▸ **DATA PROVIDED**:
- - - -

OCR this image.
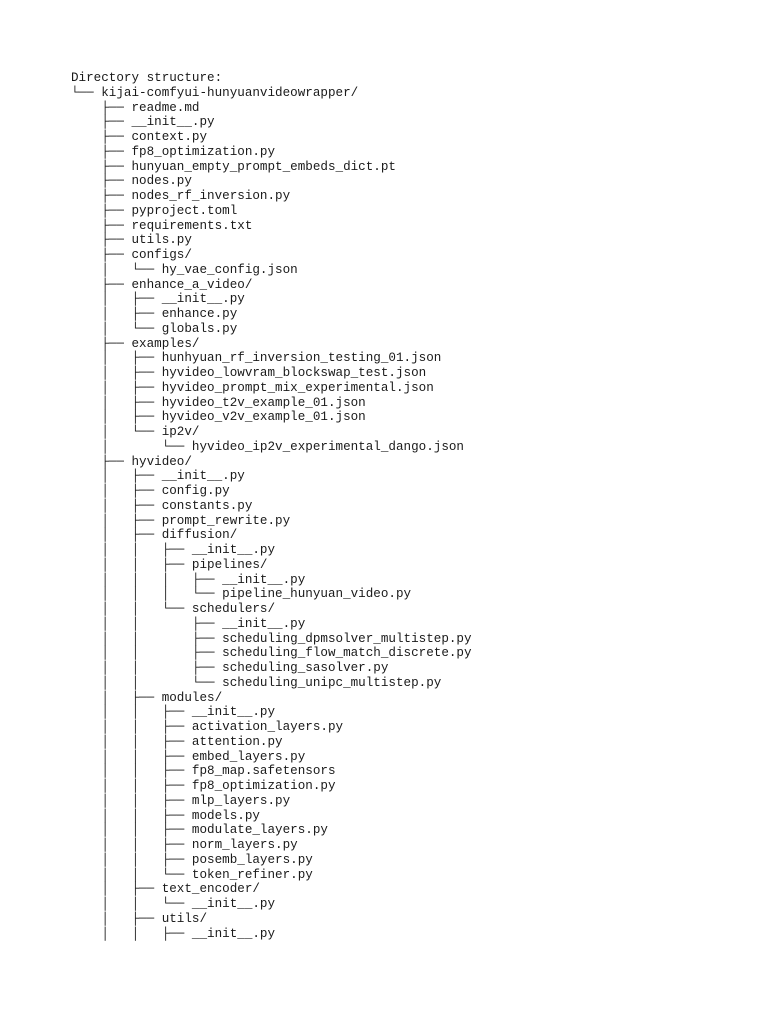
Directory structure:
└── kijai-comfyui-hunyuanvideowrapper/
├── readme.md
├── __init__.py
├── context.py
├── fp8_optimization.py
├── hunyuan_empty_prompt_embeds_dict.pt
├── nodes.py
├── nodes_rf_inversion.py
├── pyproject.toml
├── requirements.txt
├── utils.py
├── configs/
│   └── hy_vae_config.json
├── enhance_a_video/
│   ├── __init__.py
│   ├── enhance.py
│   └── globals.py
├── examples/
│   ├── hunhyuan_rf_inversion_testing_01.json
│   ├── hyvideo_lowvram_blockswap_test.json
│   ├── hyvideo_prompt_mix_experimental.json
│   ├── hyvideo_t2v_example_01.json
│   ├── hyvideo_v2v_example_01.json
│   └── ip2v/
│       └── hyvideo_ip2v_experimental_dango.json
├── hyvideo/
│   ├── __init__.py
│   ├── config.py
│   ├── constants.py
│   ├── prompt_rewrite.py
│   ├── diffusion/
│   │   ├── __init__.py
│   │   ├── pipelines/
│   │   │   ├── __init__.py
│   │   │   └── pipeline_hunyuan_video.py
│   │   └── schedulers/
│   │       ├── __init__.py
│   │       ├── scheduling_dpmsolver_multistep.py
│   │       ├── scheduling_flow_match_discrete.py
│   │       ├── scheduling_sasolver.py
│   │       └── scheduling_unipc_multistep.py
│   ├── modules/
│   │   ├── __init__.py
│   │   ├── activation_layers.py
│   │   ├── attention.py
│   │   ├── embed_layers.py
│   │   ├── fp8_map.safetensors
│   │   ├── fp8_optimization.py
│   │   ├── mlp_layers.py
│   │   ├── models.py
│   │   ├── modulate_layers.py
│   │   ├── norm_layers.py
│   │   ├── posemb_layers.py
│   │   └── token_refiner.py
│   ├── text_encoder/
│   │   └── __init__.py
│   ├── utils/
│   │   ├── __init__.py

- - - -

▸ **DIRECTIONS FOR THIS TASK**: Drop the pictures and reproduce the rest of the entries above exactly.

▸ **RESPONSE BELOW**:
OCR this image.
Directory structure:
└── kijai-comfyui-hunyuanvideowrapper/
├── readme.md
├── __init__.py
├── context.py
├── fp8_optimization.py
├── hunyuan_empty_prompt_embeds_dict.pt
├── nodes.py
├── nodes_rf_inversion.py
├── pyproject.toml
├── requirements.txt
├── utils.py
├── configs/
│   └── hy_vae_config.json
├── enhance_a_video/
│   ├── __init__.py
│   ├── enhance.py
│   └── globals.py
├── examples/
│   ├── hunhyuan_rf_inversion_testing_01.json
│   ├── hyvideo_lowvram_blockswap_test.json
│   ├── hyvideo_prompt_mix_experimental.json
│   ├── hyvideo_t2v_example_01.json
│   ├── hyvideo_v2v_example_01.json
│   └── ip2v/
│       └── hyvideo_ip2v_experimental_dango.json
├── hyvideo/
│   ├── __init__.py
│   ├── config.py
│   ├── constants.py
│   ├── prompt_rewrite.py
│   ├── diffusion/
│   │   ├── __init__.py
│   │   ├── pipelines/
│   │   │   ├── __init__.py
│   │   │   └── pipeline_hunyuan_video.py
│   │   └── schedulers/
│   │       ├── __init__.py
│   │       ├── scheduling_dpmsolver_multistep.py
│   │       ├── scheduling_flow_match_discrete.py
│   │       ├── scheduling_sasolver.py
│   │       └── scheduling_unipc_multistep.py
│   ├── modules/
│   │   ├── __init__.py
│   │   ├── activation_layers.py
│   │   ├── attention.py
│   │   ├── embed_layers.py
│   │   ├── fp8_map.safetensors
│   │   ├── fp8_optimization.py
│   │   ├── mlp_layers.py
│   │   ├── models.py
│   │   ├── modulate_layers.py
│   │   ├── norm_layers.py
│   │   ├── posemb_layers.py
│   │   └── token_refiner.py
│   ├── text_encoder/
│   │   └── __init__.py
│   ├── utils/
│   │   ├── __init__.py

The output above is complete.